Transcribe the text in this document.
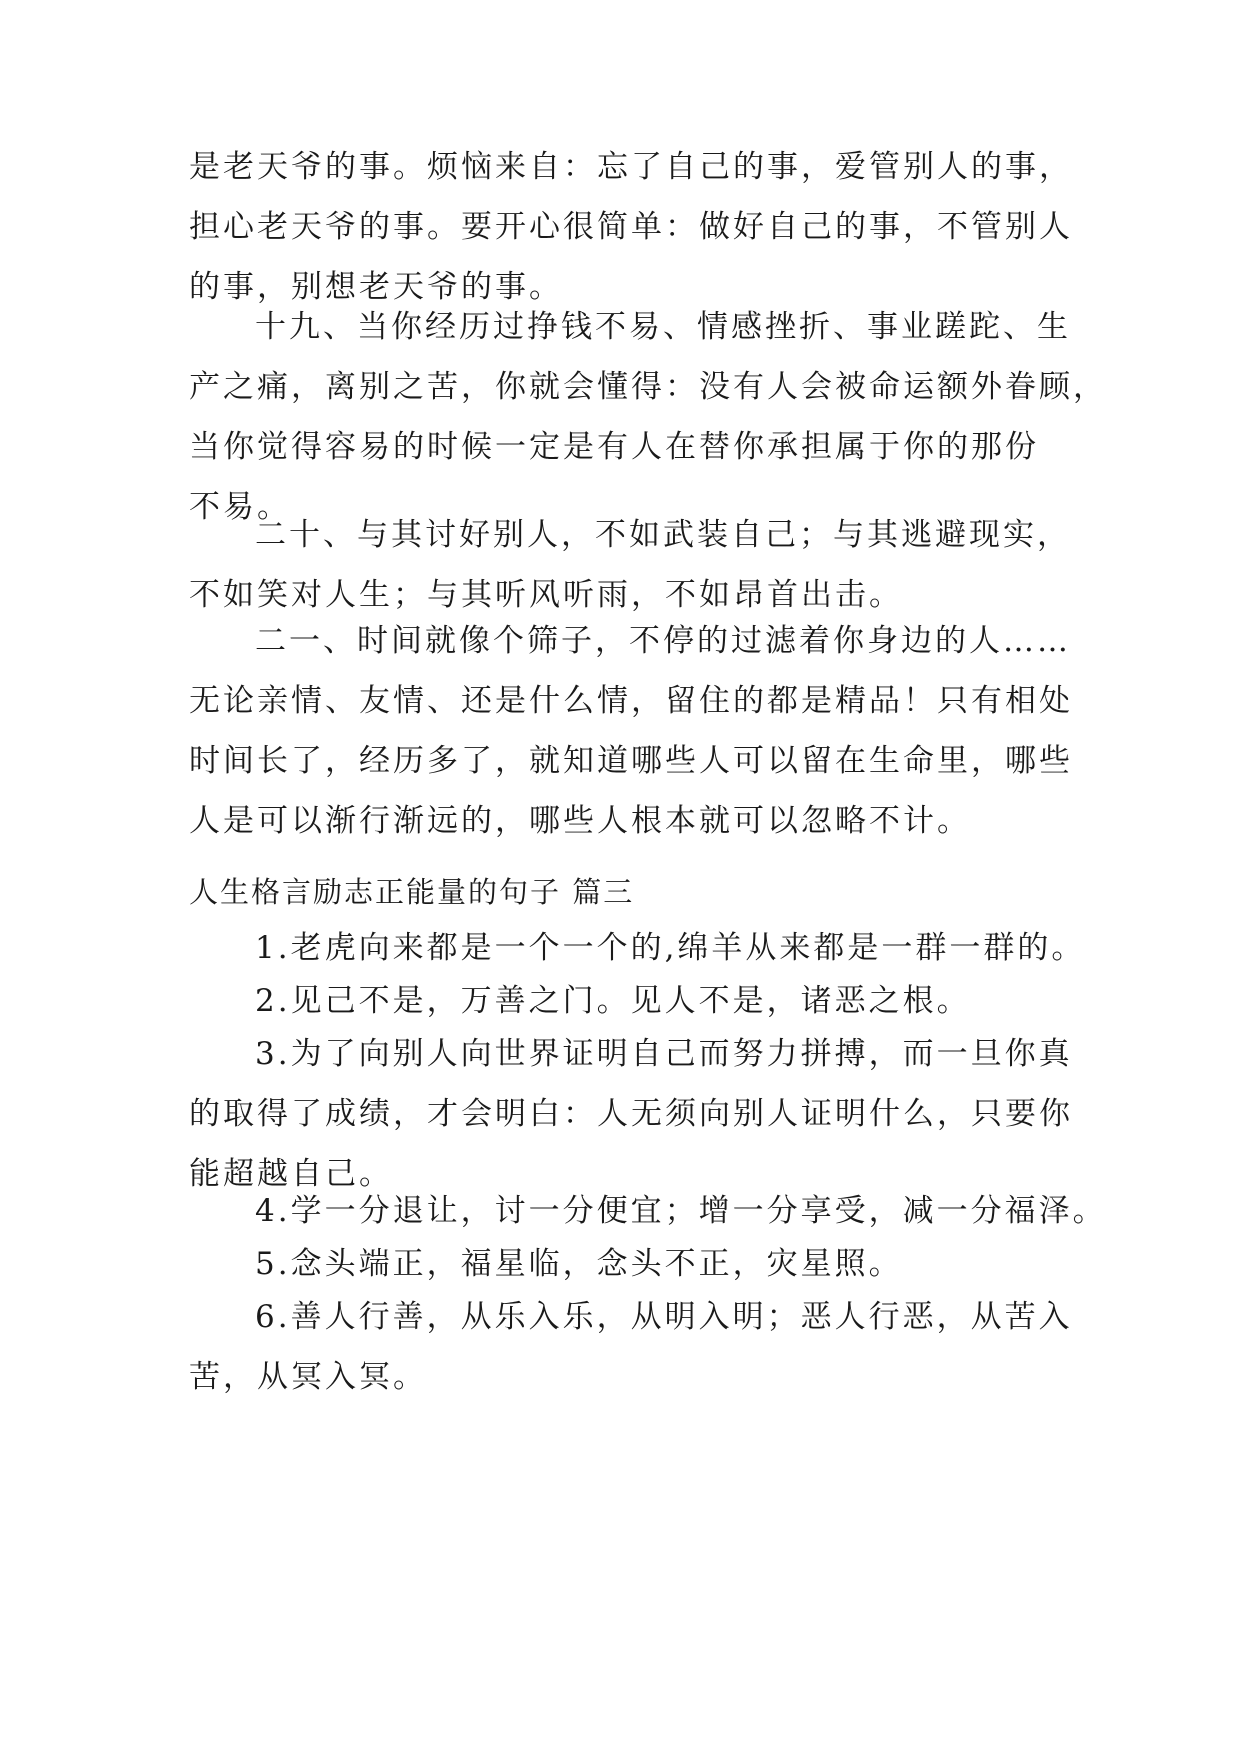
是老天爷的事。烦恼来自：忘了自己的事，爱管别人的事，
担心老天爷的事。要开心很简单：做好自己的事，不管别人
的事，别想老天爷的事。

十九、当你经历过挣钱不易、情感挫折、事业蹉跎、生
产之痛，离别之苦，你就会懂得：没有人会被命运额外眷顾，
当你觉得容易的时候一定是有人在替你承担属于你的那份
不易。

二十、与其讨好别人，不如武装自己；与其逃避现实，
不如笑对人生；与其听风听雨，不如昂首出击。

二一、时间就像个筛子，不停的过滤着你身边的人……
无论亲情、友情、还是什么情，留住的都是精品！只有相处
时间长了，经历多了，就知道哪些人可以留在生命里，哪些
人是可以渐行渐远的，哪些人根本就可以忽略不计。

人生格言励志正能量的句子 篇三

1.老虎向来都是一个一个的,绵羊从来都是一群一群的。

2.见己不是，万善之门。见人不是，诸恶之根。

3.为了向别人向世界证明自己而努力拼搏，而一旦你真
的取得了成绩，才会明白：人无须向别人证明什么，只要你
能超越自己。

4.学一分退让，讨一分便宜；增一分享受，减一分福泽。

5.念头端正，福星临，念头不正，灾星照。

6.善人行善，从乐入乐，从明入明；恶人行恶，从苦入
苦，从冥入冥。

******

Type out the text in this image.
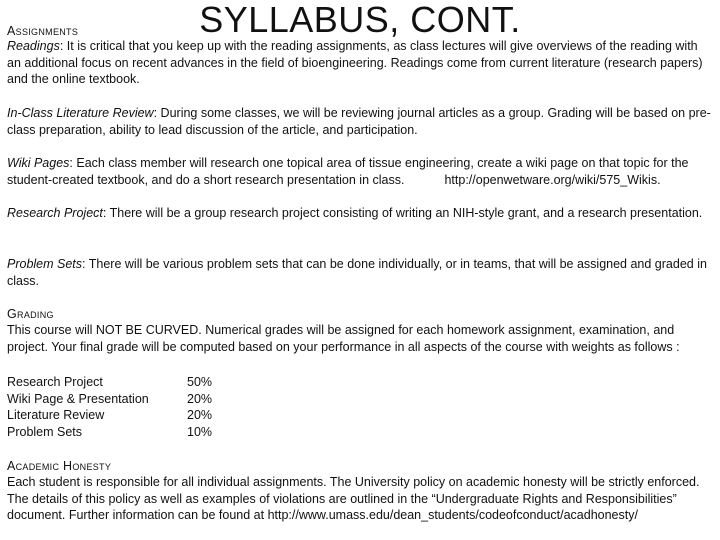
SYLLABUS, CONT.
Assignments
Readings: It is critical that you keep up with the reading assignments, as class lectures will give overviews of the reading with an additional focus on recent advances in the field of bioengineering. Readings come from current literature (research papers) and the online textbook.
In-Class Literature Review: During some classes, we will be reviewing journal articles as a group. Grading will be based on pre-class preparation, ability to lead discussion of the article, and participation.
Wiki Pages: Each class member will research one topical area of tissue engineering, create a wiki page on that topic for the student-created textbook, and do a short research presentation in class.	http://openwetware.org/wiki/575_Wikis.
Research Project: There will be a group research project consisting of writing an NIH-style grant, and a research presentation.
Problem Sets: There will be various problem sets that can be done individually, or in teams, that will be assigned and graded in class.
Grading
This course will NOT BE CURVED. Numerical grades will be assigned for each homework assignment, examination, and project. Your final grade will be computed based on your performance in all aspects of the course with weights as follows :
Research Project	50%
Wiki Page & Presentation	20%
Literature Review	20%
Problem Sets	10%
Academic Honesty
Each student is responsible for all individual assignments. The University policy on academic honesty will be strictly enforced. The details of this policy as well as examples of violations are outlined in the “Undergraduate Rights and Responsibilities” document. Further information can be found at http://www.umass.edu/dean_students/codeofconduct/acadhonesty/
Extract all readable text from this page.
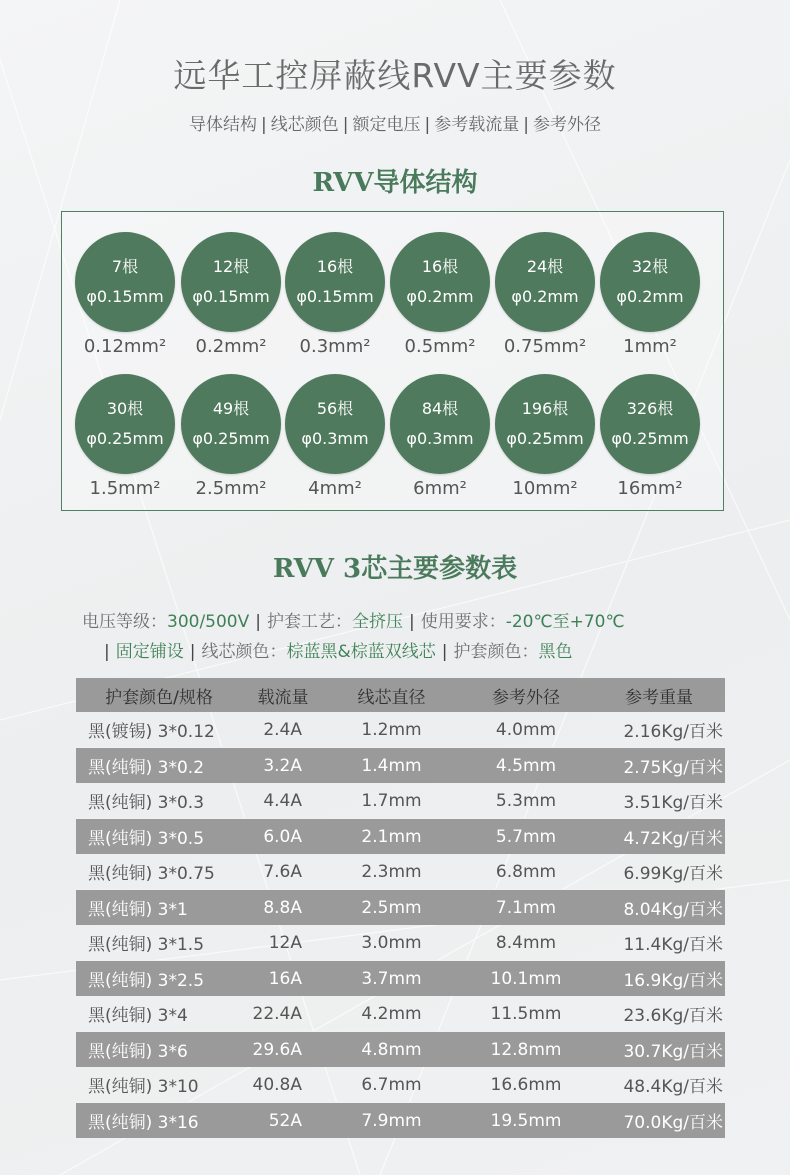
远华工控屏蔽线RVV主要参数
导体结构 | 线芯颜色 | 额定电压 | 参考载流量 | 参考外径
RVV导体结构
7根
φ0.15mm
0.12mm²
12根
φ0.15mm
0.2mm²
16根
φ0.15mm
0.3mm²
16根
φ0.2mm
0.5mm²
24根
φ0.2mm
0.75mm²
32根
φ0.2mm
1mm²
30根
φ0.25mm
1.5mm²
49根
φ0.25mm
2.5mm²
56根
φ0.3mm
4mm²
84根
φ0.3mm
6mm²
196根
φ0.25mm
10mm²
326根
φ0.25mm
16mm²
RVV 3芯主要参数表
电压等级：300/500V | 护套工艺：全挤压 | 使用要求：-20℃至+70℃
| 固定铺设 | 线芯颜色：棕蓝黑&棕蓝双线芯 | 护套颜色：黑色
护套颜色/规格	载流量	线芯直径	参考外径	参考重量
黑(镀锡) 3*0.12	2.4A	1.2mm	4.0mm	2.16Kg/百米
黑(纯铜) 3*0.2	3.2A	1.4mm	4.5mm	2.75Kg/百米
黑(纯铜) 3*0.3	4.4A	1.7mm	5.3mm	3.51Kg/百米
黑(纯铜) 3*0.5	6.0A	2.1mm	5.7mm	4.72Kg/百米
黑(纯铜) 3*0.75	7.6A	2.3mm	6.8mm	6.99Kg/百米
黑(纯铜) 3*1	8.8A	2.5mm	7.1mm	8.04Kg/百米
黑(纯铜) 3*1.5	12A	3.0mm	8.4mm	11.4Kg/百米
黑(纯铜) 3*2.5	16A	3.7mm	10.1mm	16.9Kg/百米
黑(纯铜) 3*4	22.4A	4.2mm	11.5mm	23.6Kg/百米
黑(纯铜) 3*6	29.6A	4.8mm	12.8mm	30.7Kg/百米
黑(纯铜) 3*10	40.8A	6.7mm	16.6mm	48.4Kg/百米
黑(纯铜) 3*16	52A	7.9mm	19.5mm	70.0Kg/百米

******

EXERCISE BRIEF:
Filter the data for the string "Review" and copy every line that has it.

RESULT OF THE TASK:
In-Class Literature Review: During some classes, we will be reviewing journal articles as a group. Grading will be based on pre-class preparation, ability to lead discussion of the article, and participation.
Literature Review	20%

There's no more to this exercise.